Instruction:
Work through the following lines and count those that hold the word "配置文件". Reply with that number only.

Stored data:
■ ■ ■ ■
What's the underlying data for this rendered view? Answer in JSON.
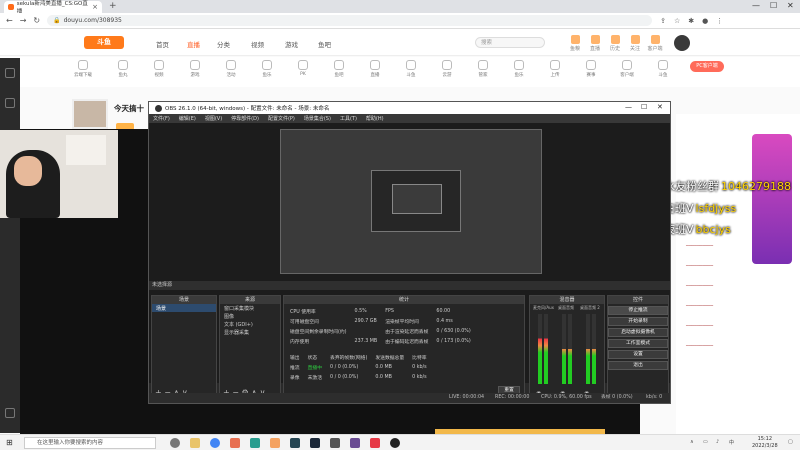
{
  "browser": {
    "tab_title": "sekula新鸿美直播_CS:GO直播_",
    "url": "douyu.com/308935",
    "tab_close": "×",
    "new_tab": "+"
  },
  "site": {
    "logo": "斗鱼",
    "nav": [
      "首页",
      "直播",
      "分类",
      "视频",
      "游戏",
      "鱼吧"
    ],
    "search_placeholder": "搜索",
    "top_icons": [
      "鱼粮",
      "直播",
      "历史",
      "关注",
      "客户端",
      "签到"
    ],
    "categories": [
      "云端下载",
      "鱼丸",
      "视频",
      "游戏",
      "活动",
      "鱼乐",
      "PK",
      "鱼吧",
      "直播",
      "斗鱼",
      "云游",
      "管家",
      "鱼乐",
      "上传",
      "赛事",
      "客户端",
      "斗鱼",
      "广场",
      "主播"
    ],
    "pc_button": "PC客户端"
  },
  "stream": {
    "anchor_title": "今天搞十"
  },
  "danmaku": [
    {
      "white": "水友粉丝群",
      "yellow": "1046279188"
    },
    {
      "white": "白班V",
      "yellow": "lsfdjyss"
    },
    {
      "white": "夜班V",
      "yellow": "bbcjys"
    }
  ],
  "obs": {
    "title": "OBS 26.1.0 (64-bit, windows) - 配置文件: 未命名 - 场景: 未命名",
    "menu": [
      "文件(F)",
      "编辑(E)",
      "视图(V)",
      "停靠部件(D)",
      "配置文件(P)",
      "场景集合(S)",
      "工具(T)",
      "帮助(H)"
    ],
    "scene_bar": "未选择源",
    "scenes_header": "场景",
    "scenes": [
      "场景"
    ],
    "sources_header": "来源",
    "sources": [
      "窗口采集模块",
      "图像",
      "文本 (GDI+)",
      "显示器采集"
    ],
    "stats_header": "统计",
    "stats_rows": [
      [
        "CPU 使用率",
        "0.5%",
        "FPS",
        "60.00"
      ],
      [
        "可用磁盘空间",
        "290.7 GB",
        "渲染帧平均时间",
        "0.4 ms"
      ],
      [
        "磁盘空间剩余录制时间(约)",
        "",
        "由于渲染延迟而丢帧",
        "0 / 630 (0.0%)"
      ],
      [
        "内存使用",
        "237.3 MB",
        "由于编码延迟而丢帧",
        "0 / 173 (0.0%)"
      ]
    ],
    "output_header": [
      "输出",
      "状态",
      "丢弃的帧数(网络)",
      "发送数据总量",
      "比特率"
    ],
    "output_rows": [
      [
        "推流",
        "直播中",
        "0 / 0 (0.0%)",
        "0.0 MB",
        "0 kb/s"
      ],
      [
        "录像",
        "未激活",
        "0 / 0 (0.0%)",
        "0.0 MB",
        "0 kb/s"
      ]
    ],
    "reset_button": "重置",
    "mixer_header": "混音器",
    "mixer_labels": [
      "麦克风/Aux",
      "桌面音频",
      "桌面音频 2"
    ],
    "controls_header": "控件",
    "controls": [
      "停止推流",
      "开始录制",
      "启动虚拟摄像机",
      "工作室模式",
      "设置",
      "退出"
    ],
    "status": {
      "live": "LIVE: 00:00:04",
      "rec": "REC: 00:00:00",
      "cpu": "CPU: 0.9%, 60.00 fps",
      "dropped": "丢帧 0 (0.0%)",
      "kbps": "kb/s: 0"
    }
  },
  "taskbar": {
    "search": "在这里输入你要搜索的内容",
    "time": "15:12",
    "date": "2022/3/28"
  }
}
■ ■ ■ ■
Answer to this exercise:
2